(Records from a dataset)
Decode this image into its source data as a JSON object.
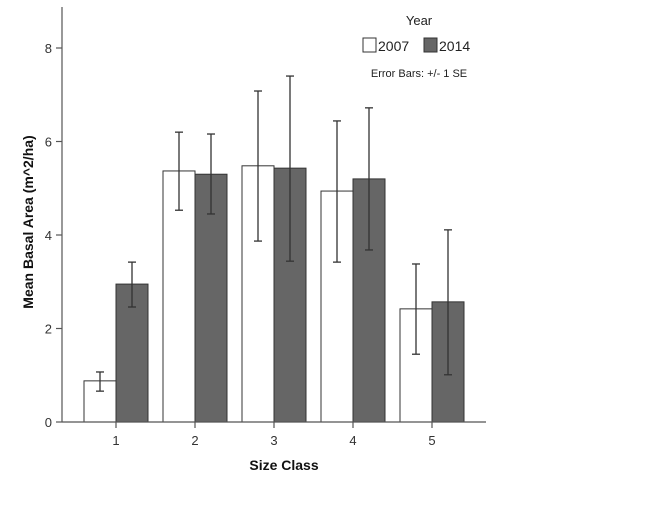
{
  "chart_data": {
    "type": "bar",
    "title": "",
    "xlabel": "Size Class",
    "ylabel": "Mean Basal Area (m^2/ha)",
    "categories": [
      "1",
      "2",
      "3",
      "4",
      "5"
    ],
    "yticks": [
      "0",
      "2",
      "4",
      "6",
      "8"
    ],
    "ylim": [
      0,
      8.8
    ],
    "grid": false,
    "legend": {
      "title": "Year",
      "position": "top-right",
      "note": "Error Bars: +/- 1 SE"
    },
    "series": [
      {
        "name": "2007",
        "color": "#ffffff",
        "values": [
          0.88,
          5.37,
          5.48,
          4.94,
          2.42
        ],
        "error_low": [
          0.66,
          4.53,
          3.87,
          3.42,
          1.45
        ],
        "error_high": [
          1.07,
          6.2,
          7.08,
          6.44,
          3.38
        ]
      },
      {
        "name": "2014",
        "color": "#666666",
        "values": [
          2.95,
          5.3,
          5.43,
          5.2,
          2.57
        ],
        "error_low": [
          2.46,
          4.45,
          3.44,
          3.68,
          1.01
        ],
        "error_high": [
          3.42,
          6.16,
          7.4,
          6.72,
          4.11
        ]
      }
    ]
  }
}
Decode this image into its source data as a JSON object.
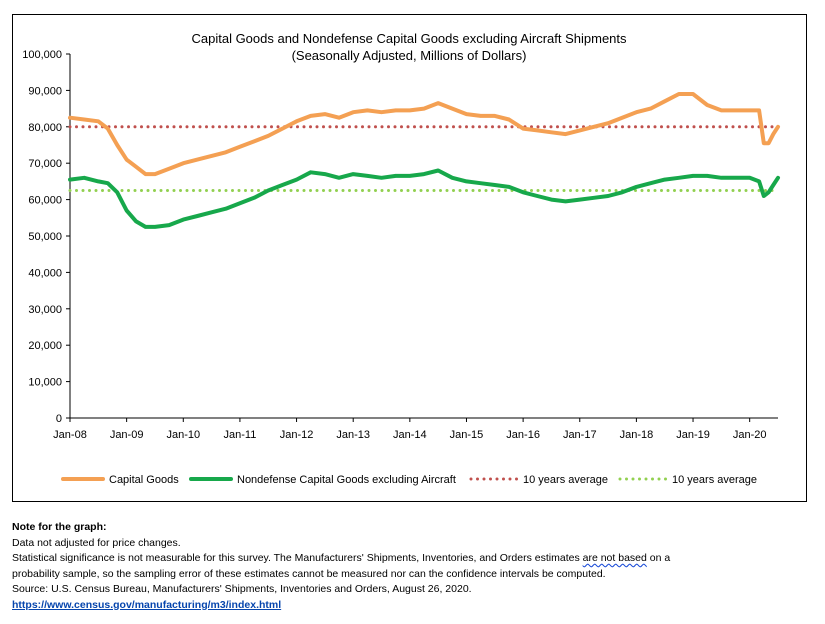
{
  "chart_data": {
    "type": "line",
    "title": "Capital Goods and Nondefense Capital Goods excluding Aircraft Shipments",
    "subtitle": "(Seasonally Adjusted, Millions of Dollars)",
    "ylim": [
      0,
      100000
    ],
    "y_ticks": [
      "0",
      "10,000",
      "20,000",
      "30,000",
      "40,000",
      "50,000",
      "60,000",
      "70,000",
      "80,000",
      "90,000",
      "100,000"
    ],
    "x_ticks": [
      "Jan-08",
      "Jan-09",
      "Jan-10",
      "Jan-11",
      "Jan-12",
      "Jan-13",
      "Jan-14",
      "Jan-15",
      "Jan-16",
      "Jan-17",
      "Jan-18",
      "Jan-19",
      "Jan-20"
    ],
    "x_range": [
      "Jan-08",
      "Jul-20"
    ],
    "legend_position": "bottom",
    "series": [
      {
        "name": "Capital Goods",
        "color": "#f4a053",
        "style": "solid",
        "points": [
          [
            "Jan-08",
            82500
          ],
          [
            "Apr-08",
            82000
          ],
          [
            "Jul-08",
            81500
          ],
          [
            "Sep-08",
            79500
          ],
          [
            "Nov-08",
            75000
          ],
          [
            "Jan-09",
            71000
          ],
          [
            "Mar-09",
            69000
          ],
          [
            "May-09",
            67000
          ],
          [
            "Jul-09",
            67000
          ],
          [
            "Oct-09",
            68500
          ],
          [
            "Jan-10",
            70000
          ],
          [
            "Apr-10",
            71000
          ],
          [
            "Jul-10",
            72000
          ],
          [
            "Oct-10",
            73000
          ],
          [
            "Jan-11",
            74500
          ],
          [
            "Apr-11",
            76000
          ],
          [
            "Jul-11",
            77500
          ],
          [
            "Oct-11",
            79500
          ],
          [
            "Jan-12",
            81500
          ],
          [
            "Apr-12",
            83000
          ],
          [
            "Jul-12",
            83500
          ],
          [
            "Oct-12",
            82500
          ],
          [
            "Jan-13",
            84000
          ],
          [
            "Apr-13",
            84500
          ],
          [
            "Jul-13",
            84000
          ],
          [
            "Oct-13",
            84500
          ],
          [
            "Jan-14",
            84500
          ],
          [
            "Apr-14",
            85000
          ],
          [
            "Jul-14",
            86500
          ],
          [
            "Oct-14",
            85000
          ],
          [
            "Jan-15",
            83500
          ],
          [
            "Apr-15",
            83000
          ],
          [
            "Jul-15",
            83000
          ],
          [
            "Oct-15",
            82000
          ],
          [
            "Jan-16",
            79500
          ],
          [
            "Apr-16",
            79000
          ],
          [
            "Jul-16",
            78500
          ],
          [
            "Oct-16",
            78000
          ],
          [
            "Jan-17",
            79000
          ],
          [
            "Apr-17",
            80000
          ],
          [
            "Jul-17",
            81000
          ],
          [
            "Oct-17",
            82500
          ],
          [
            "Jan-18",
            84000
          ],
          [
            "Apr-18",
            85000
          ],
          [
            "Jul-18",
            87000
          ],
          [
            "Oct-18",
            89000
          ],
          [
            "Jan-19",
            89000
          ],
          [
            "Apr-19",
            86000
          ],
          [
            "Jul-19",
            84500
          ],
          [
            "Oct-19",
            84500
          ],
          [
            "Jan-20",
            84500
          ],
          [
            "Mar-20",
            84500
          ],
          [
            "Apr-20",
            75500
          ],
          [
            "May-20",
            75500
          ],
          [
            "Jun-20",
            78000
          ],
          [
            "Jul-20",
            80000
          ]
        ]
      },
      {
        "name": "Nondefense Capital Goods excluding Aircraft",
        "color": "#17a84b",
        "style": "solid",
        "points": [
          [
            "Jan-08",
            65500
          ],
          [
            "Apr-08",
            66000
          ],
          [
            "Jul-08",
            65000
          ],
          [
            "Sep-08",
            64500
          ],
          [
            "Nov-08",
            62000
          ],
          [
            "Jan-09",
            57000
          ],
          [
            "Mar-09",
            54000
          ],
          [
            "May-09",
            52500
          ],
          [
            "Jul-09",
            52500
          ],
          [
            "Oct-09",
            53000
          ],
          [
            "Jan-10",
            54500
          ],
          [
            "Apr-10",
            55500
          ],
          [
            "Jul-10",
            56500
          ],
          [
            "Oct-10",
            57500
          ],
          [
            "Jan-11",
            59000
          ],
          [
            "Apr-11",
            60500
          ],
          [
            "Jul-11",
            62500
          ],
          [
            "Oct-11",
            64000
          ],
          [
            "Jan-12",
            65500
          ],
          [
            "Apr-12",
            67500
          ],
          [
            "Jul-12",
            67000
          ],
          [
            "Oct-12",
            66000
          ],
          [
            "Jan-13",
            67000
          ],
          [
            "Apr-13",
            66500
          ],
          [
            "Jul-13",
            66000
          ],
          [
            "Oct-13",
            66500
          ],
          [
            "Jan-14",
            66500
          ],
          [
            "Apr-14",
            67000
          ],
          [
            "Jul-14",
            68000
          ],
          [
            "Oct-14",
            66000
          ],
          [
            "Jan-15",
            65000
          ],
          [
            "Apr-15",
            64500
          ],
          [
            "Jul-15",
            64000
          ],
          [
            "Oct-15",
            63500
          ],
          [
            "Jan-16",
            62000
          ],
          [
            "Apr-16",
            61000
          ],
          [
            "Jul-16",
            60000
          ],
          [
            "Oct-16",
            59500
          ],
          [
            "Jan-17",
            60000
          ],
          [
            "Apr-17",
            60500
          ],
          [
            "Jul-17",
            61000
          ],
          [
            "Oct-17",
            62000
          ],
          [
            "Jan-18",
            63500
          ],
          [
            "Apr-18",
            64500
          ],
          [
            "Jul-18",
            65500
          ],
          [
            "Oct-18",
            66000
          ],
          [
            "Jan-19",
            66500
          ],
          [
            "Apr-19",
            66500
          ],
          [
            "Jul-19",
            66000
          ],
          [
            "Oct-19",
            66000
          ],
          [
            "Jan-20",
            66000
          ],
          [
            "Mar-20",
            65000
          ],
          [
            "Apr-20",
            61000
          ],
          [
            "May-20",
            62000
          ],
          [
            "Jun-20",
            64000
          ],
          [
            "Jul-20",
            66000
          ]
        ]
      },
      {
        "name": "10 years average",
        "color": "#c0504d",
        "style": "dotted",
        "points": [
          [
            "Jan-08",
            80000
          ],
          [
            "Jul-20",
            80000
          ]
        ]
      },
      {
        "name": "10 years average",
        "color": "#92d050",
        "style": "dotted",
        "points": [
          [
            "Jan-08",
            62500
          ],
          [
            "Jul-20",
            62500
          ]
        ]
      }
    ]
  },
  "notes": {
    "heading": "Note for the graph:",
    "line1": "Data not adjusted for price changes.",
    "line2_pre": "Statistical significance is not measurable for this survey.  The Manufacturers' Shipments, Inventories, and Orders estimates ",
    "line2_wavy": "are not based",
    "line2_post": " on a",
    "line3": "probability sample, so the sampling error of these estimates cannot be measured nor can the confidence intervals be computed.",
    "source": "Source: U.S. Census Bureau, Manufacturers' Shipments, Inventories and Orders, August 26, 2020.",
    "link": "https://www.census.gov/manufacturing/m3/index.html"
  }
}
--
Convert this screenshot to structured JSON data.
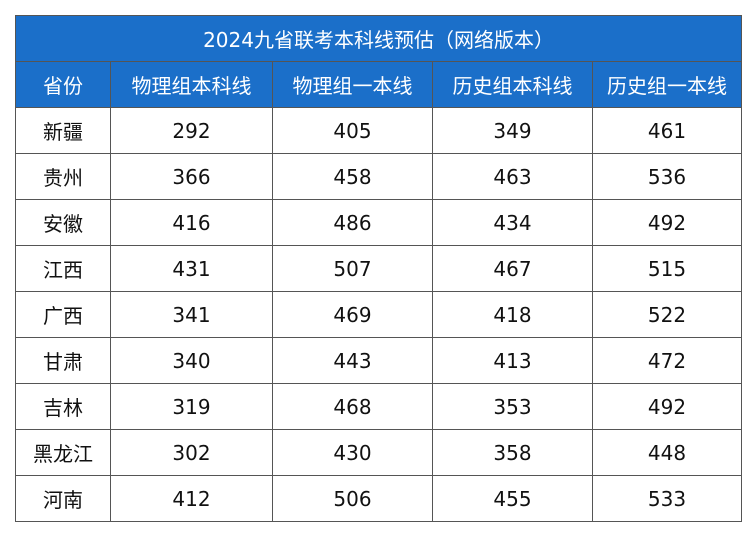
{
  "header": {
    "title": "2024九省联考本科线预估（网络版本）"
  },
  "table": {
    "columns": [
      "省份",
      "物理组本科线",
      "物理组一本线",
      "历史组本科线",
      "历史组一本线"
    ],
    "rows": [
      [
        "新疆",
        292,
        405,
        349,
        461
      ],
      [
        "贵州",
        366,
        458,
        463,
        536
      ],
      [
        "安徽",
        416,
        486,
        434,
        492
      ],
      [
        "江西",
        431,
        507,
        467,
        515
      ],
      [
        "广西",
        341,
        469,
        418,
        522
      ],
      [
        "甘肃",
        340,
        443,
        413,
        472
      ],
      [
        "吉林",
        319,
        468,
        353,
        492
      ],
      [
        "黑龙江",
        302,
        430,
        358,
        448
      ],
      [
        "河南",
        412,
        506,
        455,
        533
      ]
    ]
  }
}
--
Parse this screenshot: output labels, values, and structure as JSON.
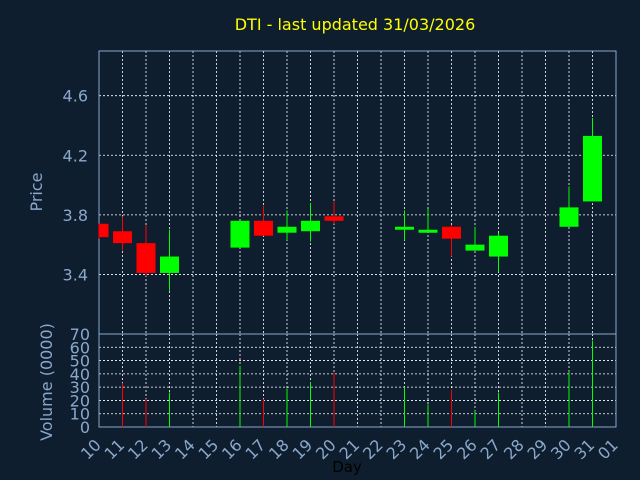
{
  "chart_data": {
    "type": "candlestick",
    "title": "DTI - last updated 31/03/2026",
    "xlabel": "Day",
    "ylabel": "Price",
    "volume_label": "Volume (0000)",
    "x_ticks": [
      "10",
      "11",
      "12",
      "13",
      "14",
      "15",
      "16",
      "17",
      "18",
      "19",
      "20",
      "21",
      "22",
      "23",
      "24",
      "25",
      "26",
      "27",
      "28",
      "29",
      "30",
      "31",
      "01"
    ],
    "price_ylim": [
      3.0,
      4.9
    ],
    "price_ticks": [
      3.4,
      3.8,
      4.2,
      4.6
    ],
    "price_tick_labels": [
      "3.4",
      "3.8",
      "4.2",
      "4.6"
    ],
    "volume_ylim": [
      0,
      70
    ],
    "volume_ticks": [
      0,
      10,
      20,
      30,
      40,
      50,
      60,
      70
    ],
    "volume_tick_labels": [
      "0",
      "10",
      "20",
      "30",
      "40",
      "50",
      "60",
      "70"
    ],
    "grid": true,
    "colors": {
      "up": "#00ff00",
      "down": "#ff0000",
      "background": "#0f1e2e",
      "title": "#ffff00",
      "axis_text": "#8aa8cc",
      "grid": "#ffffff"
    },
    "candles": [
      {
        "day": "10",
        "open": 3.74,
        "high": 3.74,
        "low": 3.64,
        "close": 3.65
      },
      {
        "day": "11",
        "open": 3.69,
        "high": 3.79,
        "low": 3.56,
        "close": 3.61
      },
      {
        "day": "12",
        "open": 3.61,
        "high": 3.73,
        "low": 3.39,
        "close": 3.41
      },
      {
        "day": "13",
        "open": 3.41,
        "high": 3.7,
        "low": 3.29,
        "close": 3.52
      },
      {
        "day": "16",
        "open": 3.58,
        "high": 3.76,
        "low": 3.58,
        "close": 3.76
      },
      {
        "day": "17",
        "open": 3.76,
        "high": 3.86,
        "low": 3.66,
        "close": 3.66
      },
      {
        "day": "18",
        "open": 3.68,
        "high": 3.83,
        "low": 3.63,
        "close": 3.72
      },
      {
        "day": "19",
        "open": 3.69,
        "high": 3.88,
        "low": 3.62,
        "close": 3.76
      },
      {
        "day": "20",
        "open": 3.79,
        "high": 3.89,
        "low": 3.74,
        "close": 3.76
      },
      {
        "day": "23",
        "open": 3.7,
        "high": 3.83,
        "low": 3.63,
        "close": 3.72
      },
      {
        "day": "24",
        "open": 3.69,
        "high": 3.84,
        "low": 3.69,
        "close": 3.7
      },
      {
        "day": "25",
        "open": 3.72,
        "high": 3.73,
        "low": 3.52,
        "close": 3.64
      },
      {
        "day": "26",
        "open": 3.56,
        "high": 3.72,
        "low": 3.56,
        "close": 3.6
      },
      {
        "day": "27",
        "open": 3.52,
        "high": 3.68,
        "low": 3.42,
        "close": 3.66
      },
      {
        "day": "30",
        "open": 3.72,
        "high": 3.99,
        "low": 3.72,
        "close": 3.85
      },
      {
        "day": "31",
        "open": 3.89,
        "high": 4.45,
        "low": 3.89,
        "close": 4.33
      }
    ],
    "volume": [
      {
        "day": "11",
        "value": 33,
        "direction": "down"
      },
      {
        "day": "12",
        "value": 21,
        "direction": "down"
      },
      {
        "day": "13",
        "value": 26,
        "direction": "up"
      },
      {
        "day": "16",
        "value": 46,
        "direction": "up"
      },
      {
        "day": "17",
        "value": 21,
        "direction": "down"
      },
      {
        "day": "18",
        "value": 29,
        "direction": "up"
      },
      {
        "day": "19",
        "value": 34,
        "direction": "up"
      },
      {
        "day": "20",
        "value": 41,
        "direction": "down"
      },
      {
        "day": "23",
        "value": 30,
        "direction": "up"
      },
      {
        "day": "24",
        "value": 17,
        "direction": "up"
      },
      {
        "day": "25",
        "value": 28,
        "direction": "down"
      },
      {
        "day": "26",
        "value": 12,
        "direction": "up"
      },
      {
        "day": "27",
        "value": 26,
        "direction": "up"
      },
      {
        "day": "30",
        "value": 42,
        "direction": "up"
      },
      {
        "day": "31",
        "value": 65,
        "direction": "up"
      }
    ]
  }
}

WRITTEN PROBLEM: Copy each line of the listing in which the word "estimates" can be found.

SOLUTION TO THIS TASK:
    "line2_pre": "Statistical significance is not measurable for this survey.  The Manufacturers' Shipments, Inventories, and Orders estimates ",
    "line3": "probability sample, so the sampling error of these estimates cannot be measured nor can the confidence intervals be computed.",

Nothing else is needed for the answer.